■ **Available records**:
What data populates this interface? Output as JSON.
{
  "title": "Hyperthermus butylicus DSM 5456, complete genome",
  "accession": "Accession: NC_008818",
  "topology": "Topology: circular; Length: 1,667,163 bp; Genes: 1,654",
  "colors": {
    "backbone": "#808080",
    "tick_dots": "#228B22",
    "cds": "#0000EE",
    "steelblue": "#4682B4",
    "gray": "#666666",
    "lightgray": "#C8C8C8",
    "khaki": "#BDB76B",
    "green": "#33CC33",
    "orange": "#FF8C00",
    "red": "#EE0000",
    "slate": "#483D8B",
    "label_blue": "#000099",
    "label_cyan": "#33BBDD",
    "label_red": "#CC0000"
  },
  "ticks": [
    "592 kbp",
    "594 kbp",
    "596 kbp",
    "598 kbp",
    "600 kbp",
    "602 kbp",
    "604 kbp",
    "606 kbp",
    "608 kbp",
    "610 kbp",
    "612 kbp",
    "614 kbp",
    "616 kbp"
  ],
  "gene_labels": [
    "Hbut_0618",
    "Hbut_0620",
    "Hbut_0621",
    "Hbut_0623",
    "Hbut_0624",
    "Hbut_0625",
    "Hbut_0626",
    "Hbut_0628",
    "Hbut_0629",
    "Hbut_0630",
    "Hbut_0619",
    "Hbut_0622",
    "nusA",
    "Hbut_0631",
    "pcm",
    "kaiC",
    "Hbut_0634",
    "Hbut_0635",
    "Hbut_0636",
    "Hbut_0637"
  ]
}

■ **Try it**: Retype all of the entries. Keep each one exactly as written.

■ **Exercise result**:
What data populates this interface? Output as JSON.
{
  "title": "Hyperthermus butylicus DSM 5456, complete genome",
  "accession": "Accession: NC_008818",
  "topology": "Topology: circular; Length: 1,667,163 bp; Genes: 1,654",
  "colors": {
    "backbone": "#808080",
    "tick_dots": "#228B22",
    "cds": "#0000EE",
    "steelblue": "#4682B4",
    "gray": "#666666",
    "lightgray": "#C8C8C8",
    "khaki": "#BDB76B",
    "green": "#33CC33",
    "orange": "#FF8C00",
    "red": "#EE0000",
    "slate": "#483D8B",
    "label_blue": "#000099",
    "label_cyan": "#33BBDD",
    "label_red": "#CC0000"
  },
  "ticks": [
    "592 kbp",
    "594 kbp",
    "596 kbp",
    "598 kbp",
    "600 kbp",
    "602 kbp",
    "604 kbp",
    "606 kbp",
    "608 kbp",
    "610 kbp",
    "612 kbp",
    "614 kbp",
    "616 kbp"
  ],
  "gene_labels": [
    "Hbut_0618",
    "Hbut_0620",
    "Hbut_0621",
    "Hbut_0623",
    "Hbut_0624",
    "Hbut_0625",
    "Hbut_0626",
    "Hbut_0628",
    "Hbut_0629",
    "Hbut_0630",
    "Hbut_0619",
    "Hbut_0622",
    "nusA",
    "Hbut_0631",
    "pcm",
    "kaiC",
    "Hbut_0634",
    "Hbut_0635",
    "Hbut_0636",
    "Hbut_0637"
  ]
}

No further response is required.